YOUR INSTRUCTIONS:
Copy all lines below containing "title".

RECORD SET:
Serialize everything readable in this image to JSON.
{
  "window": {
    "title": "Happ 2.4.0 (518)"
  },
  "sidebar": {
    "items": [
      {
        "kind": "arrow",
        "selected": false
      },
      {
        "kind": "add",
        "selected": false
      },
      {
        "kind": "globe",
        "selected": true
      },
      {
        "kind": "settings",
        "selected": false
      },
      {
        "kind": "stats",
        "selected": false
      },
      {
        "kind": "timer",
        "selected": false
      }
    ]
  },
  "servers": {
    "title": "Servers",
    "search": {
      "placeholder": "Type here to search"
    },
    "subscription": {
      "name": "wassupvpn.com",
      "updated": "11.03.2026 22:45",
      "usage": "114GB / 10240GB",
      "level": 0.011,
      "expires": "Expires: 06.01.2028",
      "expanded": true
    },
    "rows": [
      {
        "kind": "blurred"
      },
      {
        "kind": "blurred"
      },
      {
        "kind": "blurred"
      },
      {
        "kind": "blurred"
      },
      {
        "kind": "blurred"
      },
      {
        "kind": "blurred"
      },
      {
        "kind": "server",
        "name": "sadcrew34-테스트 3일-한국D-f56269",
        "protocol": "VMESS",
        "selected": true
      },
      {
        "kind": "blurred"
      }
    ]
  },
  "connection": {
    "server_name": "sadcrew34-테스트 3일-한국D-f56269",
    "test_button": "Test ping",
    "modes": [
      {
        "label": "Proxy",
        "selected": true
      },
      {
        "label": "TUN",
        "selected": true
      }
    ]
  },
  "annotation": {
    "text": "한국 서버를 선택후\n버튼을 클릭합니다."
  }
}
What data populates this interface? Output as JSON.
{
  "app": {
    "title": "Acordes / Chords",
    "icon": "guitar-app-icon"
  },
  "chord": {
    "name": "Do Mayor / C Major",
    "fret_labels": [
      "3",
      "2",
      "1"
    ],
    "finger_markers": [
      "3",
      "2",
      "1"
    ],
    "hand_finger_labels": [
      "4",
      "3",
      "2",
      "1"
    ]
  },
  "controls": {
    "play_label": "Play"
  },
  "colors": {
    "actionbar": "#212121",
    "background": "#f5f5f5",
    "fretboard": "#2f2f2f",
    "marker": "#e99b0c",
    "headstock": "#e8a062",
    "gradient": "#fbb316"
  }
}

FINISHED ANSWER:
    "title": "Happ 2.4.0 (518)"
    "title": "Servers",
    "title": "Acordes / Chords",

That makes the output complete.